What the task requires:
Retype the whole listing verbatim and keep the pictures out of it.

begin Records for processing

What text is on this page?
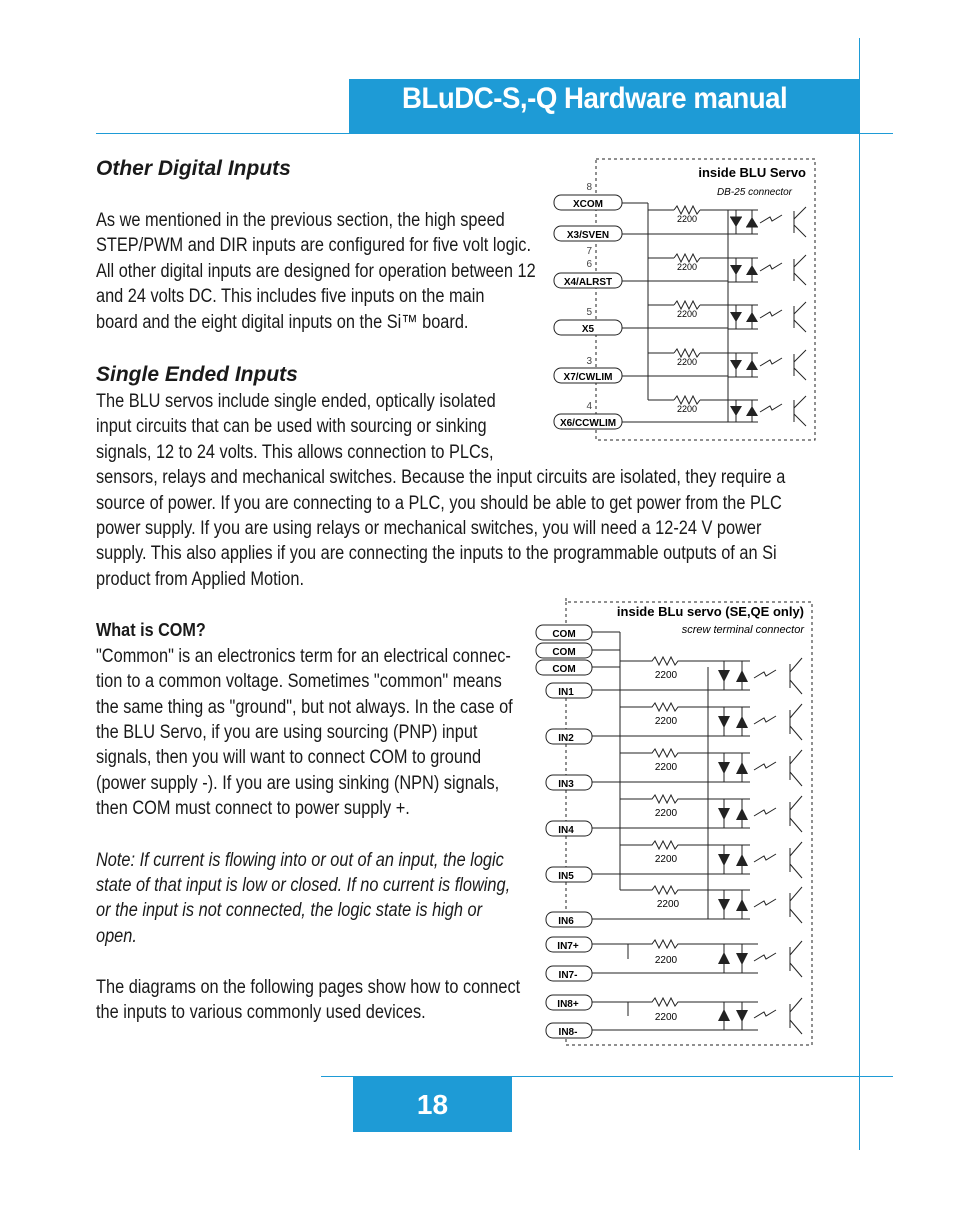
BLuDC-S,-Q Hardware manual
18
Other Digital Inputs
As we mentioned in the previous section, the high speed
STEP/PWM and DIR inputs are configured for five volt logic.
All other digital inputs are designed for operation between 12
and 24 volts DC. This includes five inputs on the main
board and the eight digital inputs on the Si™ board.
Single Ended Inputs
The BLU servos include single ended, optically isolated
input circuits that can be used with sourcing or sinking
signals, 12 to 24 volts. This allows connection to PLCs,
sensors, relays and mechanical switches. Because the input circuits are isolated, they require a
source of power. If you are connecting to a PLC, you should be able to get power from the PLC
power supply. If you are using relays or mechanical switches, you will need a 12-24 V power
supply. This also applies if you are connecting the inputs to the programmable outputs of an Si
product from Applied Motion.
What is COM?
"Common" is an electronics term for an electrical connec-
tion to a common voltage. Sometimes "common" means
the same thing as "ground", but not always. In the case of
the BLU Servo, if you are using sourcing (PNP) input
signals, then you will want to connect COM to ground
(power supply -). If you are using sinking (NPN) signals,
then COM must connect to power supply +.
Note: If current is flowing into or out of an input, the logic
state of that input is low or closed. If no current is flowing,
or the input is not connected, the logic state is high or
open.
The diagrams on the following pages show how to connect
the inputs to various commonly used devices.
inside BLU Servo
DB-25 connector
8
7
6
5
3
4
XCOM
X3/SVEN
X4/ALRST
X5
X7/CWLIM
X6/CCWLIM
2200
2200
2200
2200
2200
inside BLu servo (SE,QE only)
screw terminal connector
COM
COM
COM
IN1
IN2
IN3
IN4
IN5
IN6
IN7+
IN7-
IN8+
IN8-
2200
2200
2200
2200
2200
2200
2200
2200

end Records for processing

The reply:
What text is on this page?
BLuDC-S,-Q Hardware manual
18
Other Digital Inputs
As we mentioned in the previous section, the high speed
STEP/PWM and DIR inputs are configured for five volt logic.
All other digital inputs are designed for operation between 12
and 24 volts DC. This includes five inputs on the main
board and the eight digital inputs on the Si™ board.
Single Ended Inputs
The BLU servos include single ended, optically isolated
input circuits that can be used with sourcing or sinking
signals, 12 to 24 volts. This allows connection to PLCs,
sensors, relays and mechanical switches. Because the input circuits are isolated, they require a
source of power. If you are connecting to a PLC, you should be able to get power from the PLC
power supply. If you are using relays or mechanical switches, you will need a 12-24 V power
supply. This also applies if you are connecting the inputs to the programmable outputs of an Si
product from Applied Motion.
What is COM?
"Common" is an electronics term for an electrical connec-
tion to a common voltage. Sometimes "common" means
the same thing as "ground", but not always. In the case of
the BLU Servo, if you are using sourcing (PNP) input
signals, then you will want to connect COM to ground
(power supply -). If you are using sinking (NPN) signals,
then COM must connect to power supply +.
Note: If current is flowing into or out of an input, the logic
state of that input is low or closed. If no current is flowing,
or the input is not connected, the logic state is high or
open.
The diagrams on the following pages show how to connect
the inputs to various commonly used devices.
inside BLU Servo
DB-25 connector
8
7
6
5
3
4
XCOM
X3/SVEN
X4/ALRST
X5
X7/CWLIM
X6/CCWLIM
2200
2200
2200
2200
2200
inside BLu servo (SE,QE only)
screw terminal connector
COM
COM
COM
IN1
IN2
IN3
IN4
IN5
IN6
IN7+
IN7-
IN8+
IN8-
2200
2200
2200
2200
2200
2200
2200
2200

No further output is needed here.